Scan the data below for the string "quale". Show every line where it turns up.
++++ ITEMS ++++
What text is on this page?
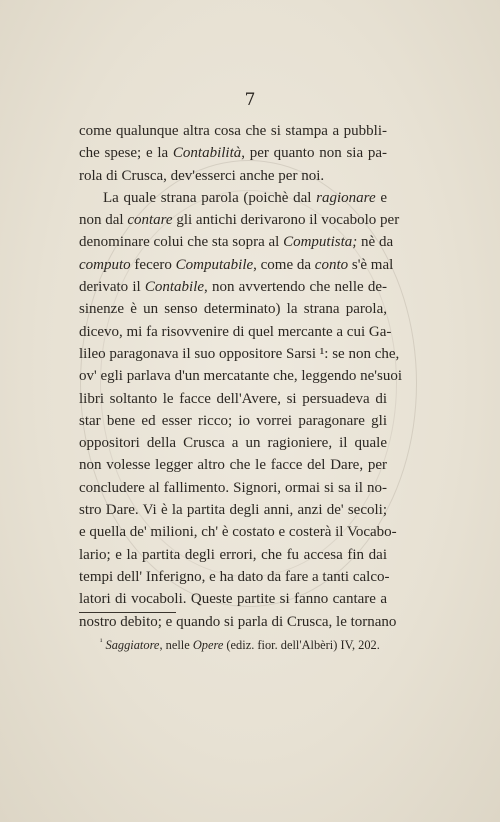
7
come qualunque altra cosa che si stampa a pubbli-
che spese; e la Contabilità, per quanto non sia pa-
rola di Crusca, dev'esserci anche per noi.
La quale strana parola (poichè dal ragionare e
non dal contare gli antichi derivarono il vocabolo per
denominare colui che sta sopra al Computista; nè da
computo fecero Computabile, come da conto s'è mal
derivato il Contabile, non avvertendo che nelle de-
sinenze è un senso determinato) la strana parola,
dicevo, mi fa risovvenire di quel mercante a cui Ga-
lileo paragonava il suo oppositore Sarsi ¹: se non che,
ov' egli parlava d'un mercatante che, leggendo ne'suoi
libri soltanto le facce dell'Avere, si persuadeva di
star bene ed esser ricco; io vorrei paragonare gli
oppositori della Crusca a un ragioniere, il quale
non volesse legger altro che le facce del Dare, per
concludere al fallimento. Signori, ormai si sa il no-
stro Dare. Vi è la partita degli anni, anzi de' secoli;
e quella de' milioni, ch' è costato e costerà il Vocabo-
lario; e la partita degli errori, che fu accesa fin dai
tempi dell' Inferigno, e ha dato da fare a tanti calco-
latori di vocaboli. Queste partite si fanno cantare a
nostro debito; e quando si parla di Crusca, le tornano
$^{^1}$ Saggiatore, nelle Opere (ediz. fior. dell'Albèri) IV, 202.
++++
*RESPONSE*.
La quale strana parola (poichè dal ragionare e
oppositori della Crusca a un ragioniere, il quale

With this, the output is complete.